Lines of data
-*-*-

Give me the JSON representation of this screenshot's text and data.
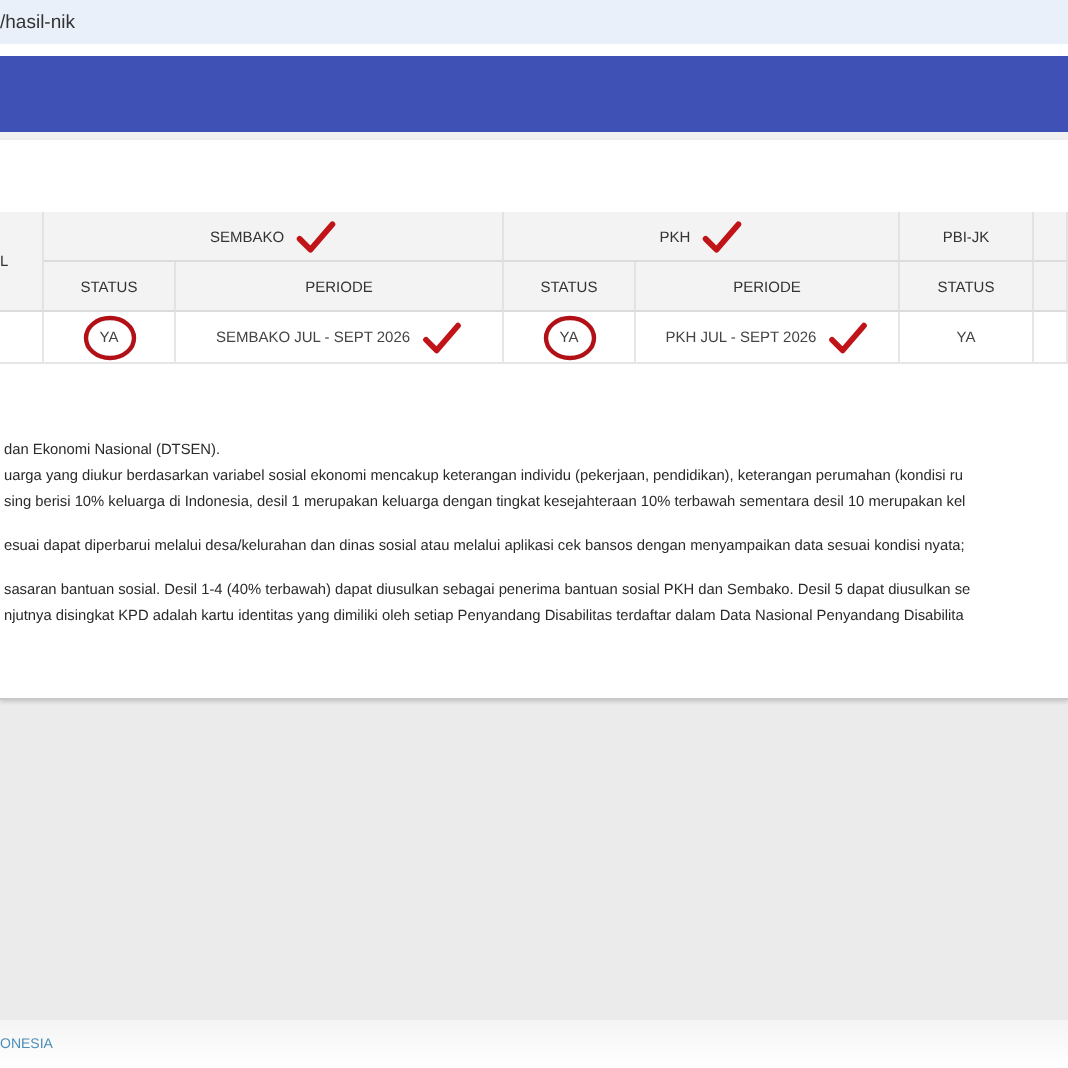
{
  "address_bar": {
    "url": "/hasil-nik"
  },
  "table": {
    "corner_header": "L",
    "groups": [
      {
        "label": "SEMBAKO",
        "ticked": true
      },
      {
        "label": "PKH",
        "ticked": true
      },
      {
        "label": "PBI-JK",
        "ticked": false
      }
    ],
    "columns": [
      {
        "label": "STATUS"
      },
      {
        "label": "PERIODE"
      },
      {
        "label": "STATUS"
      },
      {
        "label": "PERIODE"
      },
      {
        "label": "STATUS"
      }
    ],
    "rows": [
      {
        "cells": [
          {
            "text": "YA",
            "circled": true,
            "ticked": false
          },
          {
            "text": "SEMBAKO JUL - SEPT 2026",
            "circled": false,
            "ticked": true
          },
          {
            "text": "YA",
            "circled": true,
            "ticked": false
          },
          {
            "text": "PKH JUL - SEPT 2026",
            "circled": false,
            "ticked": true
          },
          {
            "text": "YA",
            "circled": false,
            "ticked": false
          }
        ]
      }
    ]
  },
  "notes": [
    [
      "dan Ekonomi Nasional (DTSEN).",
      "uarga yang diukur berdasarkan variabel sosial ekonomi mencakup keterangan individu (pekerjaan, pendidikan), keterangan perumahan (kondisi ru",
      "sing berisi 10% keluarga di Indonesia, desil 1 merupakan keluarga dengan tingkat kesejahteraan 10% terbawah sementara desil 10 merupakan kel"
    ],
    [
      "esuai dapat diperbarui melalui desa/kelurahan dan dinas sosial atau melalui aplikasi cek bansos dengan menyampaikan data sesuai kondisi nyata;"
    ],
    [
      "sasaran bantuan sosial. Desil 1-4 (40% terbawah) dapat diusulkan sebagai penerima bantuan sosial PKH dan Sembako. Desil 5 dapat diusulkan se",
      "njutnya disingkat KPD adalah kartu identitas yang dimiliki oleh setiap Penyandang Disabilitas terdaftar dalam Data Nasional Penyandang Disabilita"
    ]
  ],
  "footer": {
    "text": "ONESIA"
  }
}
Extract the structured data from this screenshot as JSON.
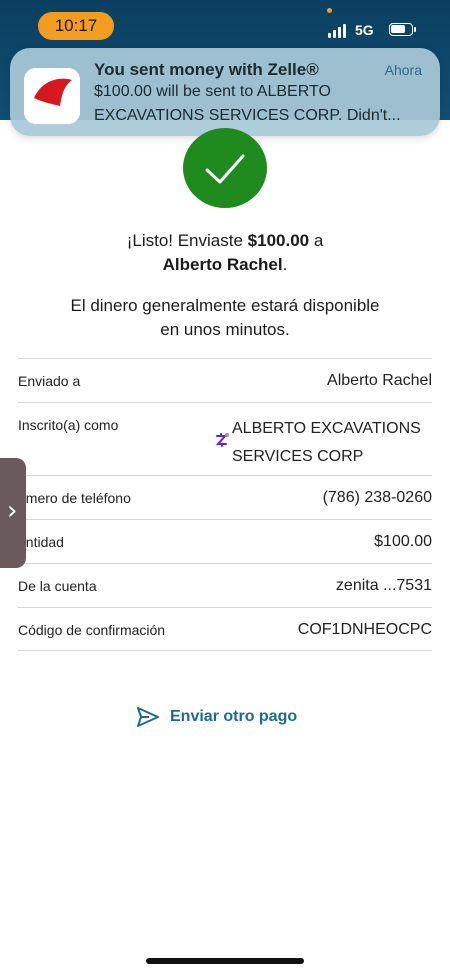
{
  "status_bar": {
    "time": "10:17",
    "network": "5G"
  },
  "notification": {
    "title": "You sent money with Zelle®",
    "time": "Ahora",
    "body_line1": "$100.00 will be sent to ALBERTO",
    "body_line2": "EXCAVATIONS SERVICES CORP. Didn't..."
  },
  "confirmation": {
    "message_prefix": "¡Listo! Enviaste ",
    "amount": "$100.00",
    "message_suffix": " a",
    "recipient": "Alberto Rachel",
    "period": ".",
    "availability_line1": "El dinero generalmente estará disponible",
    "availability_line2": "en unos minutos."
  },
  "details": {
    "sent_to_label": "Enviado a",
    "sent_to_value": "Alberto Rachel",
    "enrolled_label": "Inscrito(a) como",
    "enrolled_value_line1": "ALBERTO EXCAVATIONS",
    "enrolled_value_line2": "SERVICES CORP",
    "phone_label": "úmero de teléfono",
    "phone_value": "(786) 238-0260",
    "amount_label": "antidad",
    "amount_value": "$100.00",
    "account_label": "De la cuenta",
    "account_value": "zenita ...7531",
    "code_label": "Código de confirmación",
    "code_value": "COF1DNHEOCPC"
  },
  "actions": {
    "send_again": "Enviar otro pago"
  },
  "colors": {
    "header": "#0b3f61",
    "time_pill": "#f39c1e",
    "success": "#1f8b1f",
    "link": "#1d6b93",
    "zelle": "#6d1ed4"
  },
  "icons": {
    "check": "check-icon",
    "send": "paper-plane-icon",
    "zelle": "zelle-icon",
    "chevron": "chevron-right-icon"
  }
}
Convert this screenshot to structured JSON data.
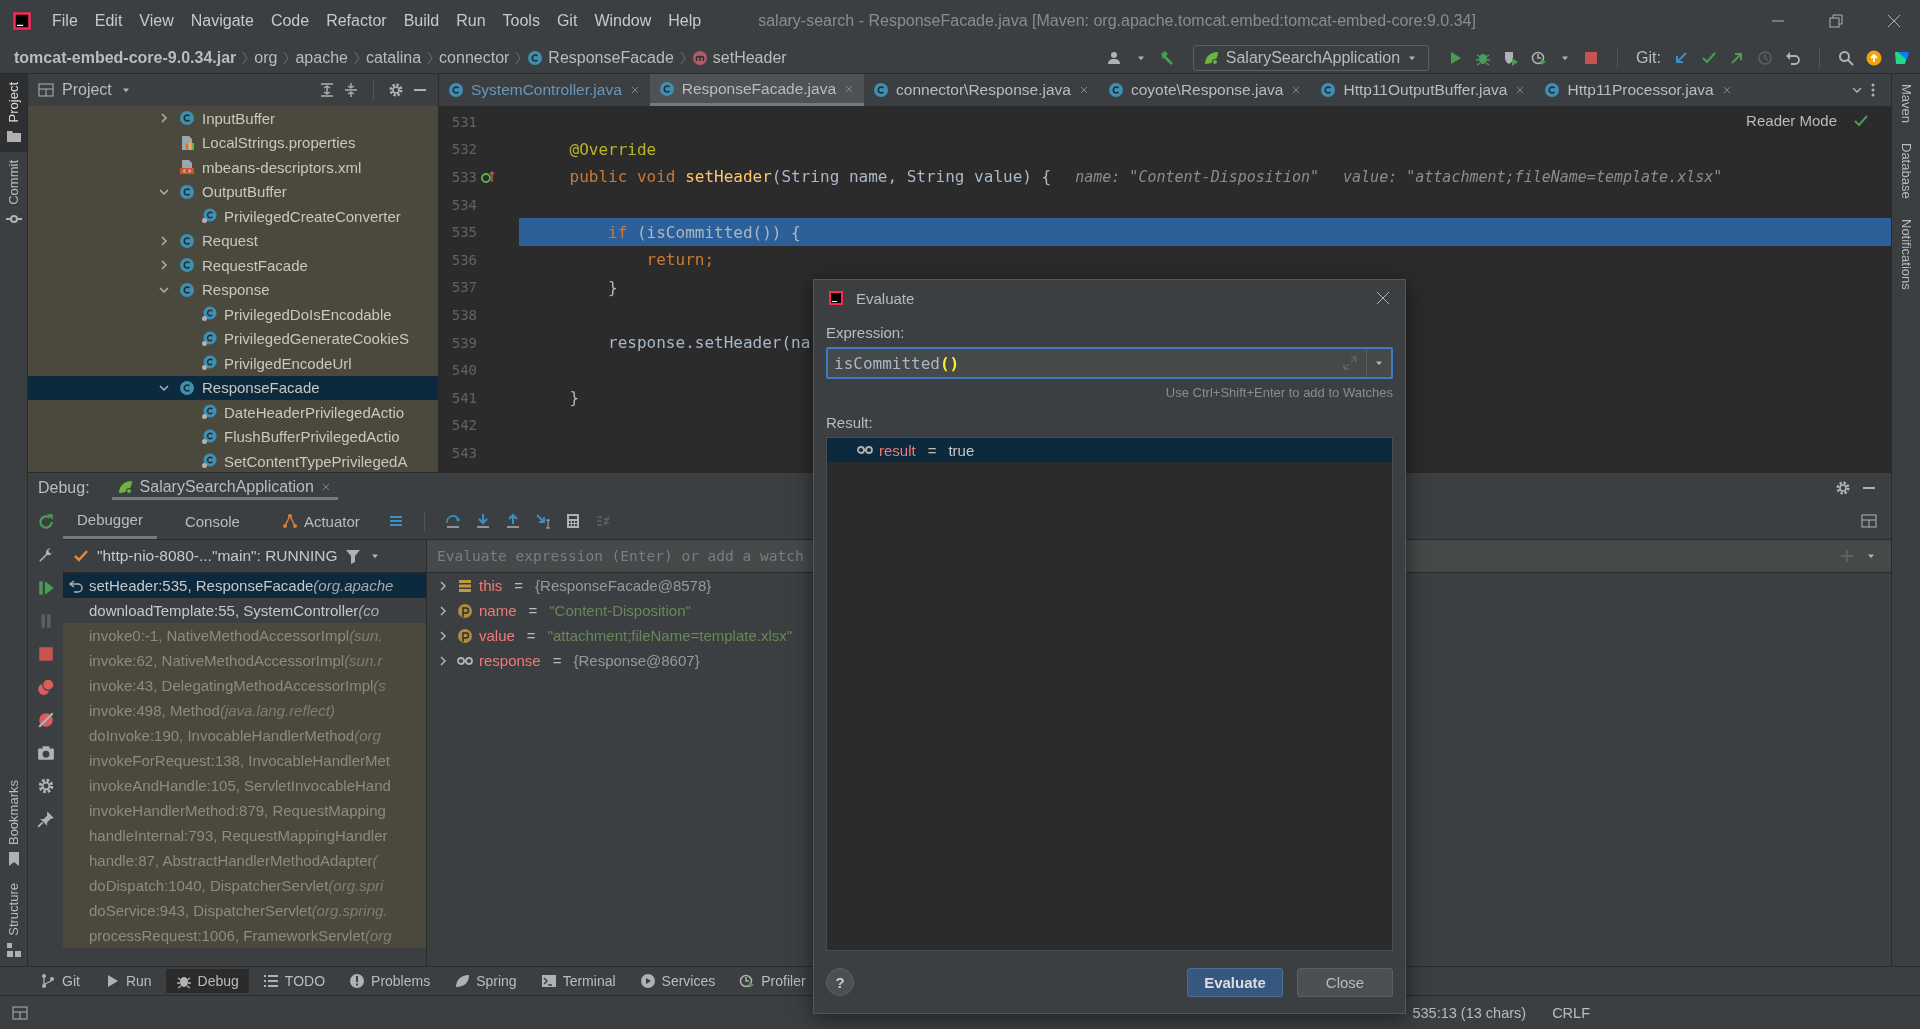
{
  "menu_bar": {
    "items": [
      "File",
      "Edit",
      "View",
      "Navigate",
      "Code",
      "Refactor",
      "Build",
      "Run",
      "Tools",
      "Git",
      "Window",
      "Help"
    ],
    "window_title": "salary-search - ResponseFacade.java [Maven: org.apache.tomcat.embed:tomcat-embed-core:9.0.34]"
  },
  "breadcrumbs": [
    {
      "label": "tomcat-embed-core-9.0.34.jar",
      "kind": "jar"
    },
    {
      "label": "org",
      "kind": "package"
    },
    {
      "label": "apache",
      "kind": "package"
    },
    {
      "label": "catalina",
      "kind": "package"
    },
    {
      "label": "connector",
      "kind": "package"
    },
    {
      "label": "ResponseFacade",
      "kind": "class"
    },
    {
      "label": "setHeader",
      "kind": "method"
    }
  ],
  "toolbar": {
    "run_config": "SalarySearchApplication",
    "vcs_label": "Git:"
  },
  "left_strip": {
    "top": [
      {
        "label": "Project",
        "selected": true
      },
      {
        "label": "Commit",
        "selected": false
      }
    ],
    "bottom": [
      "Bookmarks",
      "Structure"
    ]
  },
  "right_strip": [
    "Maven",
    "Database",
    "Notifications"
  ],
  "project_panel": {
    "title": "Project",
    "tree": [
      {
        "label": "InputBuffer",
        "kind": "class",
        "expanded": false,
        "selected": false
      },
      {
        "label": "LocalStrings.properties",
        "kind": "properties",
        "selected": false
      },
      {
        "label": "mbeans-descriptors.xml",
        "kind": "xml",
        "selected": false
      },
      {
        "label": "OutputBuffer",
        "kind": "class",
        "expanded": true,
        "selected": false,
        "children": [
          {
            "label": "PrivilegedCreateConverter",
            "kind": "inner",
            "selected": false
          }
        ]
      },
      {
        "label": "Request",
        "kind": "class",
        "expanded": false,
        "selected": false
      },
      {
        "label": "RequestFacade",
        "kind": "class",
        "expanded": false,
        "selected": false
      },
      {
        "label": "Response",
        "kind": "class",
        "expanded": true,
        "selected": false,
        "children": [
          {
            "label": "PrivilegedDoIsEncodable",
            "kind": "inner",
            "selected": false
          },
          {
            "label": "PrivilegedGenerateCookieS",
            "kind": "inner",
            "selected": false
          },
          {
            "label": "PrivilgedEncodeUrl",
            "kind": "inner",
            "selected": false
          }
        ]
      },
      {
        "label": "ResponseFacade",
        "kind": "class",
        "expanded": true,
        "selected": true,
        "children": [
          {
            "label": "DateHeaderPrivilegedActio",
            "kind": "inner",
            "selected": false
          },
          {
            "label": "FlushBufferPrivilegedActio",
            "kind": "inner",
            "selected": false
          },
          {
            "label": "SetContentTypePrivilegedA",
            "kind": "inner",
            "selected": false
          }
        ]
      }
    ]
  },
  "editor": {
    "tabs": [
      {
        "label": "SystemController.java",
        "selected": false,
        "modified": true
      },
      {
        "label": "ResponseFacade.java",
        "selected": true,
        "modified": false
      },
      {
        "label": "connector\\Response.java",
        "selected": false,
        "modified": false
      },
      {
        "label": "coyote\\Response.java",
        "selected": false,
        "modified": false
      },
      {
        "label": "Http11OutputBuffer.java",
        "selected": false,
        "modified": false
      },
      {
        "label": "Http11Processor.java",
        "selected": false,
        "modified": false
      }
    ],
    "reader_mode": "Reader Mode",
    "lines": [
      {
        "number": "531",
        "highlighted": false,
        "override": false
      },
      {
        "number": "532",
        "highlighted": false,
        "override": false,
        "tokens": [
          {
            "text": "    @Override",
            "kind": "annotation"
          }
        ]
      },
      {
        "number": "533",
        "highlighted": false,
        "override": true,
        "tokens": [
          {
            "text": "    public void ",
            "kind": "keyword"
          },
          {
            "text": "setHeader",
            "kind": "method"
          },
          {
            "text": "(String name, String value) {",
            "kind": "plain"
          },
          {
            "text": "name: \"Content-Disposition\"",
            "kind": "hint"
          },
          {
            "text": "value: \"attachment;fileName=template.xlsx\"",
            "kind": "hint"
          }
        ]
      },
      {
        "number": "534",
        "highlighted": false,
        "override": false
      },
      {
        "number": "535",
        "highlighted": true,
        "override": false,
        "tokens": [
          {
            "text": "        if ",
            "kind": "keyword"
          },
          {
            "text": "(isCommitted()) {",
            "kind": "plain"
          }
        ]
      },
      {
        "number": "536",
        "highlighted": false,
        "override": false,
        "tokens": [
          {
            "text": "            return;",
            "kind": "keyword"
          }
        ]
      },
      {
        "number": "537",
        "highlighted": false,
        "override": false,
        "tokens": [
          {
            "text": "        }",
            "kind": "plain"
          }
        ]
      },
      {
        "number": "538",
        "highlighted": false,
        "override": false
      },
      {
        "number": "539",
        "highlighted": false,
        "override": false,
        "tokens": [
          {
            "text": "        response.setHeader(na",
            "kind": "plain"
          }
        ]
      },
      {
        "number": "540",
        "highlighted": false,
        "override": false
      },
      {
        "number": "541",
        "highlighted": false,
        "override": false,
        "tokens": [
          {
            "text": "    }",
            "kind": "plain"
          }
        ]
      },
      {
        "number": "542",
        "highlighted": false,
        "override": false
      },
      {
        "number": "543",
        "highlighted": false,
        "override": false
      }
    ]
  },
  "debug": {
    "label": "Debug:",
    "session": "SalarySearchApplication",
    "tabs": [
      {
        "label": "Debugger",
        "selected": true
      },
      {
        "label": "Console",
        "selected": false
      },
      {
        "label": "Actuator",
        "selected": false
      }
    ],
    "thread": "\"http-nio-8080-...\"main\": RUNNING",
    "frames": [
      {
        "method": "setHeader:535, ResponseFacade",
        "package": "(org.apache",
        "selected": true,
        "library": false
      },
      {
        "method": "downloadTemplate:55, SystemController",
        "package": "(co",
        "selected": false,
        "library": false
      },
      {
        "method": "invoke0:-1, NativeMethodAccessorImpl",
        "package": "(sun.",
        "selected": false,
        "library": true
      },
      {
        "method": "invoke:62, NativeMethodAccessorImpl",
        "package": "(sun.r",
        "selected": false,
        "library": true
      },
      {
        "method": "invoke:43, DelegatingMethodAccessorImpl",
        "package": "(s",
        "selected": false,
        "library": true
      },
      {
        "method": "invoke:498, Method",
        "package": "(java.lang.reflect)",
        "selected": false,
        "library": true
      },
      {
        "method": "doInvoke:190, InvocableHandlerMethod",
        "package": "(org",
        "selected": false,
        "library": true
      },
      {
        "method": "invokeForRequest:138, InvocableHandlerMet",
        "selected": false,
        "library": true
      },
      {
        "method": "invokeAndHandle:105, ServletInvocableHand",
        "selected": false,
        "library": true
      },
      {
        "method": "invokeHandlerMethod:879, RequestMapping",
        "selected": false,
        "library": true
      },
      {
        "method": "handleInternal:793, RequestMappingHandler",
        "selected": false,
        "library": true
      },
      {
        "method": "handle:87, AbstractHandlerMethodAdapter",
        "package": "(",
        "selected": false,
        "library": true
      },
      {
        "method": "doDispatch:1040, DispatcherServlet",
        "package": "(org.spri",
        "selected": false,
        "library": true
      },
      {
        "method": "doService:943, DispatcherServlet",
        "package": "(org.spring.",
        "selected": false,
        "library": true
      },
      {
        "method": "processRequest:1006, FrameworkServlet",
        "package": "(org",
        "selected": false,
        "library": true
      }
    ],
    "watch_placeholder": "Evaluate expression (Enter) or add a watch",
    "variables": [
      {
        "kind": "field",
        "name": "this",
        "operator": "=",
        "value": "{ResponseFacade@8578}"
      },
      {
        "kind": "param",
        "name": "name",
        "operator": "=",
        "value": "\"Content-Disposition\""
      },
      {
        "kind": "param",
        "name": "value",
        "operator": "=",
        "value": "\"attachment;fileName=template.xlsx\""
      },
      {
        "kind": "watch",
        "name": "response",
        "operator": "=",
        "value": "{Response@8607}"
      }
    ]
  },
  "evaluate_dialog": {
    "title": "Evaluate",
    "expression_label": "Expression:",
    "expression": [
      {
        "text": "isCommitted",
        "kind": "plain"
      },
      {
        "text": "()",
        "kind": "paren"
      }
    ],
    "hint": "Use Ctrl+Shift+Enter to add to Watches",
    "result_label": "Result:",
    "results": [
      {
        "name": "result",
        "operator": "=",
        "value": "true",
        "selected": true
      }
    ],
    "help": "?",
    "buttons": [
      {
        "label": "Evaluate",
        "primary": true
      },
      {
        "label": "Close",
        "primary": false
      }
    ]
  },
  "bottom_tools": [
    {
      "label": "Git",
      "selected": false
    },
    {
      "label": "Run",
      "selected": false
    },
    {
      "label": "Debug",
      "selected": true
    },
    {
      "label": "TODO",
      "selected": false
    },
    {
      "label": "Problems",
      "selected": false
    },
    {
      "label": "Spring",
      "selected": false
    },
    {
      "label": "Terminal",
      "selected": false
    },
    {
      "label": "Services",
      "selected": false
    },
    {
      "label": "Profiler",
      "selected": false
    }
  ],
  "status_bar": {
    "position": "535:13 (13 chars)",
    "line_ending": "CRLF"
  }
}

-*-*-

REQUIRED WORK: Going through the lines above one by one, tally those with the word "yang" and give only the total.

FINISHED TASK: 2